### What is expected
From the records, pick out and copy each line containing "Overall".

### Task material

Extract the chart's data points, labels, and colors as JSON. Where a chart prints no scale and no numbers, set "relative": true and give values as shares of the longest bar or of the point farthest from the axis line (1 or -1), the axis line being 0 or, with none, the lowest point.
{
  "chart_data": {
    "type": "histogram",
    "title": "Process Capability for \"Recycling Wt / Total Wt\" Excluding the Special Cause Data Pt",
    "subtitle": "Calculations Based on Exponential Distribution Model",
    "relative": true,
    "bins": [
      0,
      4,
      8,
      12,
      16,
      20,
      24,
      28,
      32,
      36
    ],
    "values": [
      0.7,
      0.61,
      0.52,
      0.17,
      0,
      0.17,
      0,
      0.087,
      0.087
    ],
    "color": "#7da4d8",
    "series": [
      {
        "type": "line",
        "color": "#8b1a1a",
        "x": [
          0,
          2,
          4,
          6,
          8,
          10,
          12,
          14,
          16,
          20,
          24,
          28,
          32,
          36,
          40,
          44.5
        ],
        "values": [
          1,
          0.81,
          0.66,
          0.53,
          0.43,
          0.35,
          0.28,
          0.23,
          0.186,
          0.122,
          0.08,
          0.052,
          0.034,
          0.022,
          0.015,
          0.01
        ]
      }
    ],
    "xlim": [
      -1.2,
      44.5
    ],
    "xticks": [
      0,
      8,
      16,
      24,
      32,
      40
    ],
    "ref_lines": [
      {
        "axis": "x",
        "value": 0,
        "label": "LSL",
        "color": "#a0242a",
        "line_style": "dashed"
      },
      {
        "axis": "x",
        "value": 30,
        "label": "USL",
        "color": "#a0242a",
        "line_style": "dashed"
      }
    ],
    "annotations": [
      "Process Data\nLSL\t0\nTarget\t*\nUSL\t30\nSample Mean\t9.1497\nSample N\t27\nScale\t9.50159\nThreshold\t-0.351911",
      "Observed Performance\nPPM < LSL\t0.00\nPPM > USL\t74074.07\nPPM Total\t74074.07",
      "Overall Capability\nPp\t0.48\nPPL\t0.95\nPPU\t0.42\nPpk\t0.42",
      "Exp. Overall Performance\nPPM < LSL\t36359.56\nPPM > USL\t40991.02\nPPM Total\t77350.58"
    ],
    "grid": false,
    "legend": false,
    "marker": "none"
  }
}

### Final answer
      "Overall Capability\nPp\t0.48\nPPL\t0.95\nPPU\t0.42\nPpk\t0.42",
      "Exp. Overall Performance\nPPM < LSL\t36359.56\nPPM > USL\t40991.02\nPPM Total\t77350.58"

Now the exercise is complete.